Leaving out the pictures, retype all the material exactly.
— START —
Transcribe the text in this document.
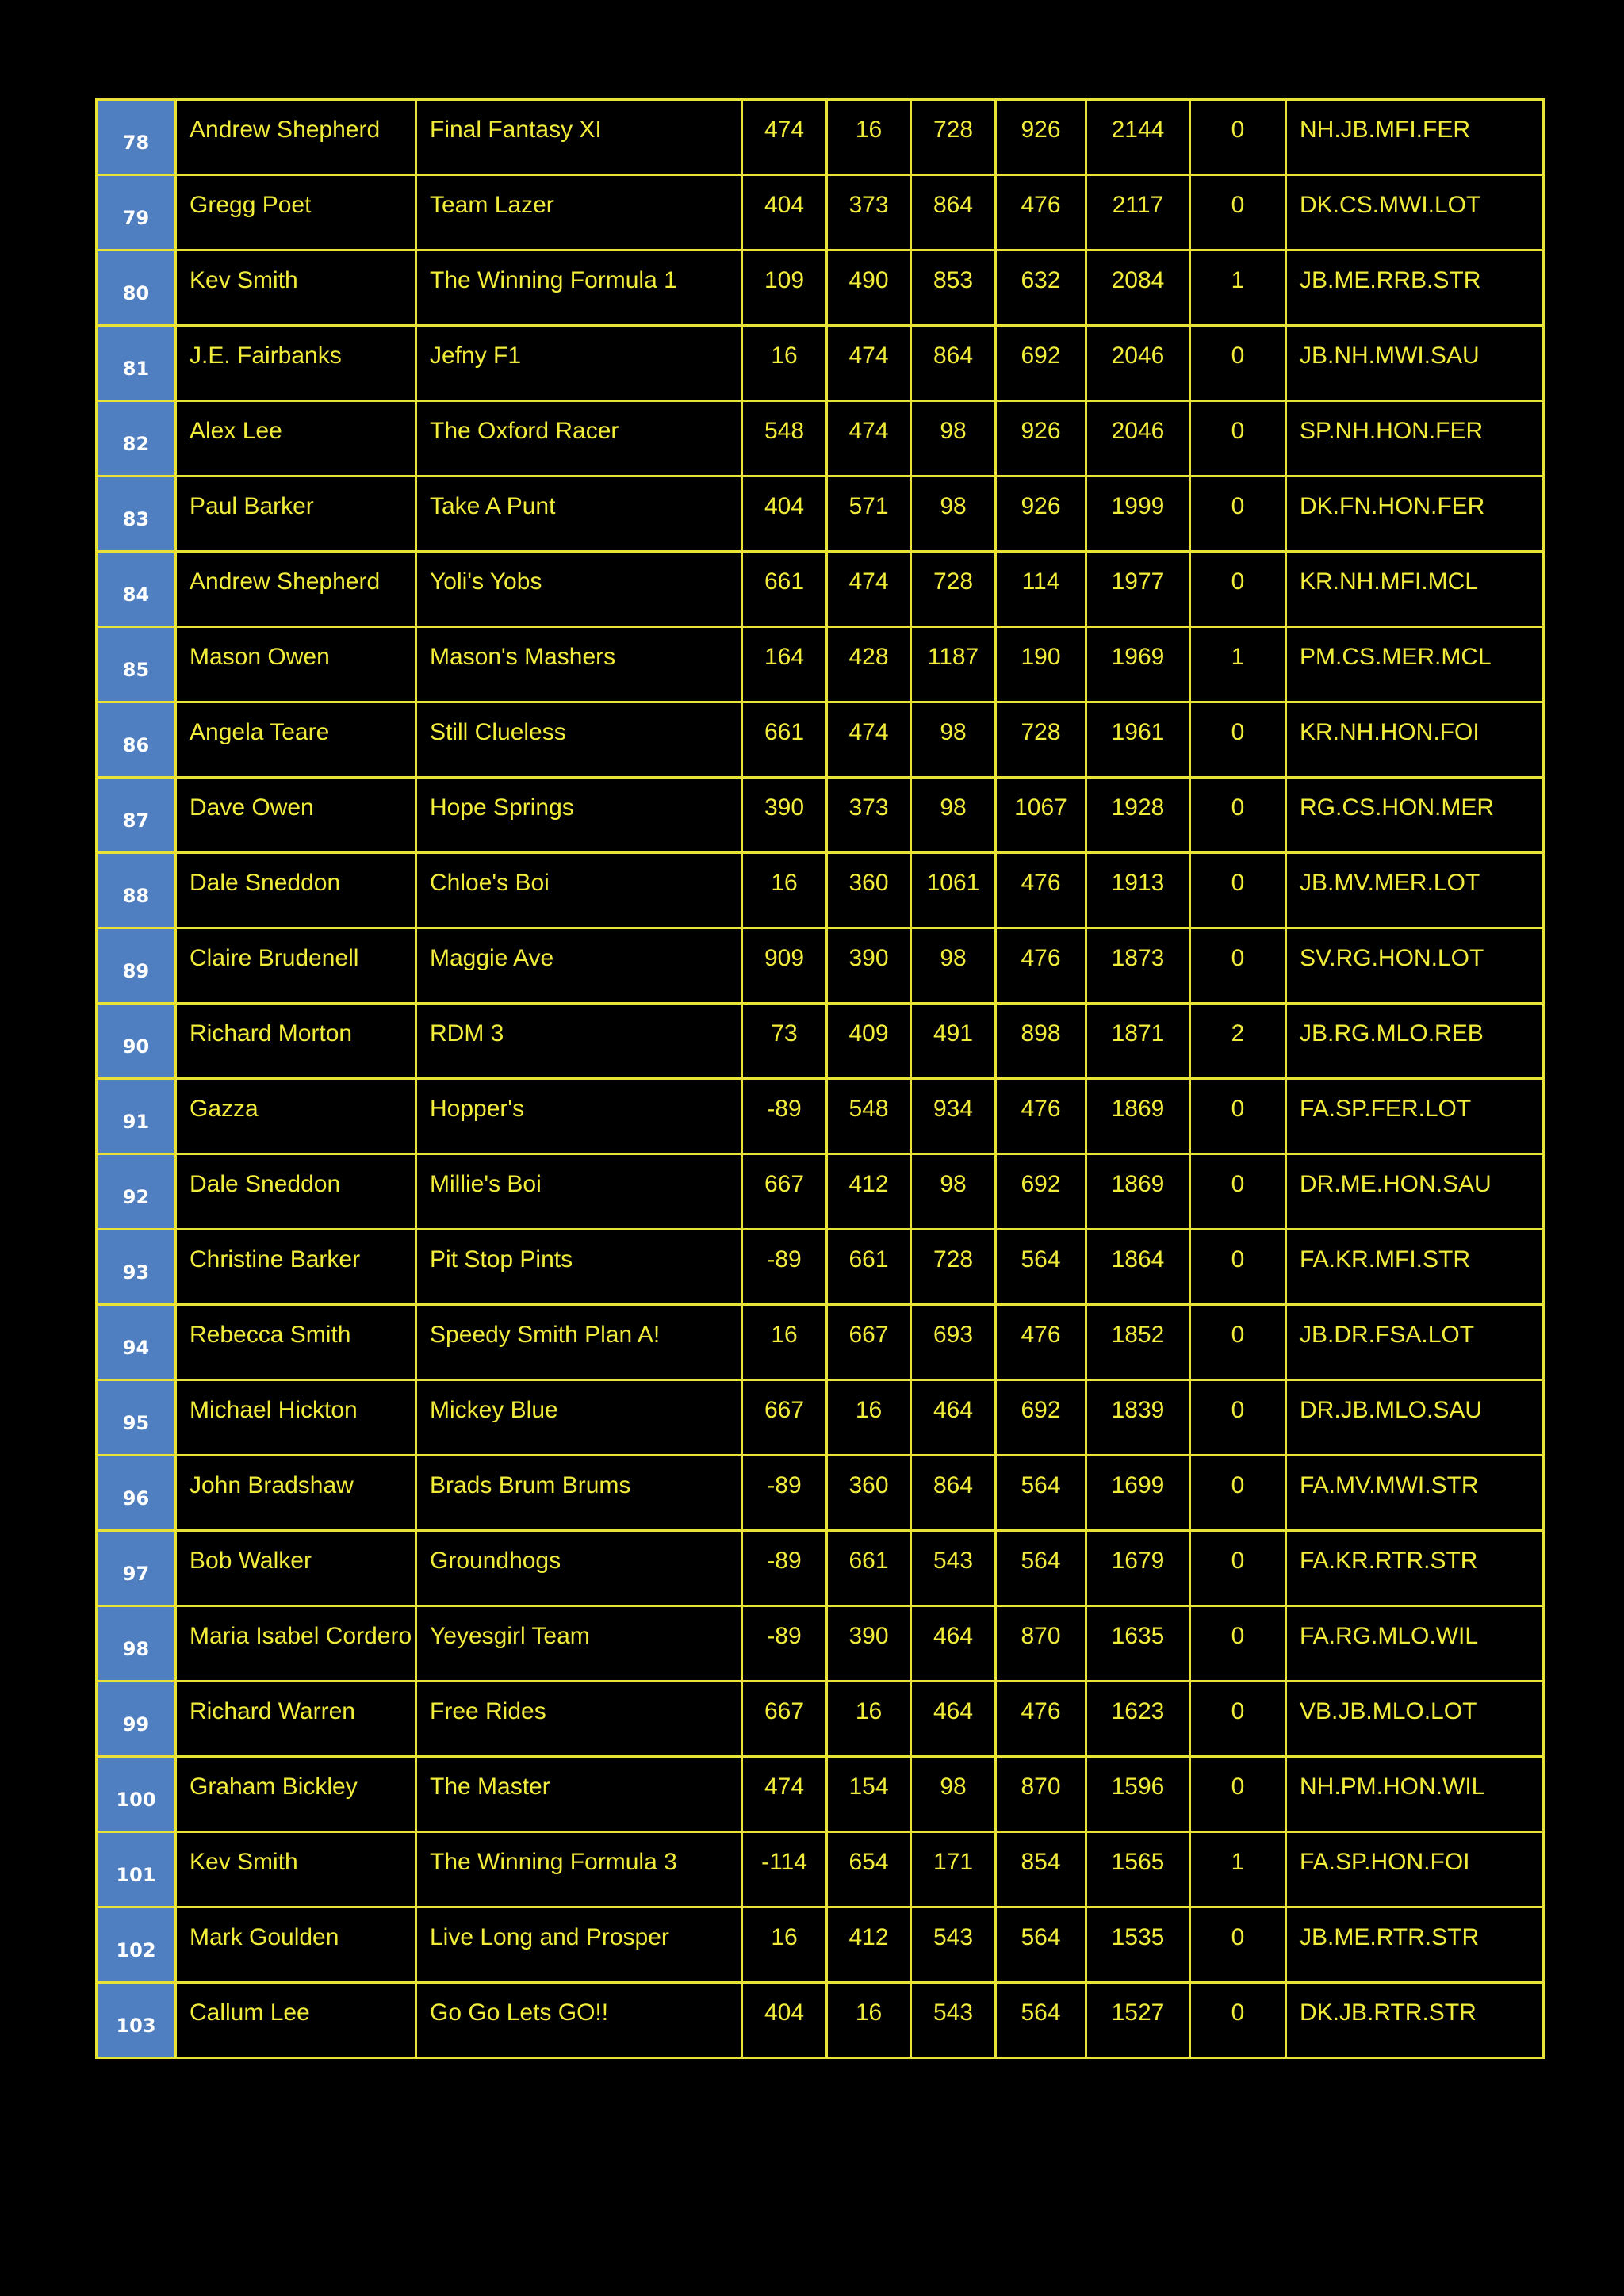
78	Andrew Shepherd	Final Fantasy XI	474	16	728	926	2144	0	NH.JB.MFI.FER

79	Gregg Poet	Team Lazer	404	373	864	476	2117	0	DK.CS.MWI.LOT

80	Kev Smith	The Winning Formula 1	109	490	853	632	2084	1	JB.ME.RRB.STR

81	J.E. Fairbanks	Jefny F1	16	474	864	692	2046	0	JB.NH.MWI.SAU

82	Alex Lee	The Oxford Racer	548	474	98	926	2046	0	SP.NH.HON.FER

83	Paul Barker	Take A Punt	404	571	98	926	1999	0	DK.FN.HON.FER

84	Andrew Shepherd	Yoli's Yobs	661	474	728	114	1977	0	KR.NH.MFI.MCL

85	Mason Owen	Mason's Mashers	164	428	1187	190	1969	1	PM.CS.MER.MCL

86	Angela Teare	Still Clueless	661	474	98	728	1961	0	KR.NH.HON.FOI

87	Dave Owen	Hope Springs	390	373	98	1067	1928	0	RG.CS.HON.MER

88	Dale Sneddon	Chloe's Boi	16	360	1061	476	1913	0	JB.MV.MER.LOT

89	Claire Brudenell	Maggie Ave	909	390	98	476	1873	0	SV.RG.HON.LOT

90	Richard Morton	RDM 3	73	409	491	898	1871	2	JB.RG.MLO.REB

91	Gazza	Hopper's	-89	548	934	476	1869	0	FA.SP.FER.LOT

92	Dale Sneddon	Millie's Boi	667	412	98	692	1869	0	DR.ME.HON.SAU

93	Christine Barker	Pit Stop Pints	-89	661	728	564	1864	0	FA.KR.MFI.STR

94	Rebecca Smith	Speedy Smith Plan A!	16	667	693	476	1852	0	JB.DR.FSA.LOT

95	Michael Hickton	Mickey Blue	667	16	464	692	1839	0	DR.JB.MLO.SAU

96	John Bradshaw	Brads Brum Brums	-89	360	864	564	1699	0	FA.MV.MWI.STR

97	Bob Walker	Groundhogs	-89	661	543	564	1679	0	FA.KR.RTR.STR

98	Maria Isabel Cordero	Yeyesgirl Team	-89	390	464	870	1635	0	FA.RG.MLO.WIL

99	Richard Warren	Free Rides	667	16	464	476	1623	0	VB.JB.MLO.LOT

100	Graham Bickley	The Master	474	154	98	870	1596	0	NH.PM.HON.WIL

101	Kev Smith	The Winning Formula 3	-114	654	171	854	1565	1	FA.SP.HON.FOI

102	Mark Goulden	Live Long and Prosper	16	412	543	564	1535	0	JB.ME.RTR.STR

103	Callum Lee	Go Go Lets GO!!	404	16	543	564	1527	0	DK.JB.RTR.STR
— END —
> Task result:
Transcribe the text in this document.
78	Andrew Shepherd	Final Fantasy XI	474	16	728	926	2144	0	NH.JB.MFI.FER

79	Gregg Poet	Team Lazer	404	373	864	476	2117	0	DK.CS.MWI.LOT

80	Kev Smith	The Winning Formula 1	109	490	853	632	2084	1	JB.ME.RRB.STR

81	J.E. Fairbanks	Jefny F1	16	474	864	692	2046	0	JB.NH.MWI.SAU

82	Alex Lee	The Oxford Racer	548	474	98	926	2046	0	SP.NH.HON.FER

83	Paul Barker	Take A Punt	404	571	98	926	1999	0	DK.FN.HON.FER

84	Andrew Shepherd	Yoli's Yobs	661	474	728	114	1977	0	KR.NH.MFI.MCL

85	Mason Owen	Mason's Mashers	164	428	1187	190	1969	1	PM.CS.MER.MCL

86	Angela Teare	Still Clueless	661	474	98	728	1961	0	KR.NH.HON.FOI

87	Dave Owen	Hope Springs	390	373	98	1067	1928	0	RG.CS.HON.MER

88	Dale Sneddon	Chloe's Boi	16	360	1061	476	1913	0	JB.MV.MER.LOT

89	Claire Brudenell	Maggie Ave	909	390	98	476	1873	0	SV.RG.HON.LOT

90	Richard Morton	RDM 3	73	409	491	898	1871	2	JB.RG.MLO.REB

91	Gazza	Hopper's	-89	548	934	476	1869	0	FA.SP.FER.LOT

92	Dale Sneddon	Millie's Boi	667	412	98	692	1869	0	DR.ME.HON.SAU

93	Christine Barker	Pit Stop Pints	-89	661	728	564	1864	0	FA.KR.MFI.STR

94	Rebecca Smith	Speedy Smith Plan A!	16	667	693	476	1852	0	JB.DR.FSA.LOT

95	Michael Hickton	Mickey Blue	667	16	464	692	1839	0	DR.JB.MLO.SAU

96	John Bradshaw	Brads Brum Brums	-89	360	864	564	1699	0	FA.MV.MWI.STR

97	Bob Walker	Groundhogs	-89	661	543	564	1679	0	FA.KR.RTR.STR

98	Maria Isabel Cordero	Yeyesgirl Team	-89	390	464	870	1635	0	FA.RG.MLO.WIL

99	Richard Warren	Free Rides	667	16	464	476	1623	0	VB.JB.MLO.LOT

100	Graham Bickley	The Master	474	154	98	870	1596	0	NH.PM.HON.WIL

101	Kev Smith	The Winning Formula 3	-114	654	171	854	1565	1	FA.SP.HON.FOI

102	Mark Goulden	Live Long and Prosper	16	412	543	564	1535	0	JB.ME.RTR.STR

103	Callum Lee	Go Go Lets GO!!	404	16	543	564	1527	0	DK.JB.RTR.STR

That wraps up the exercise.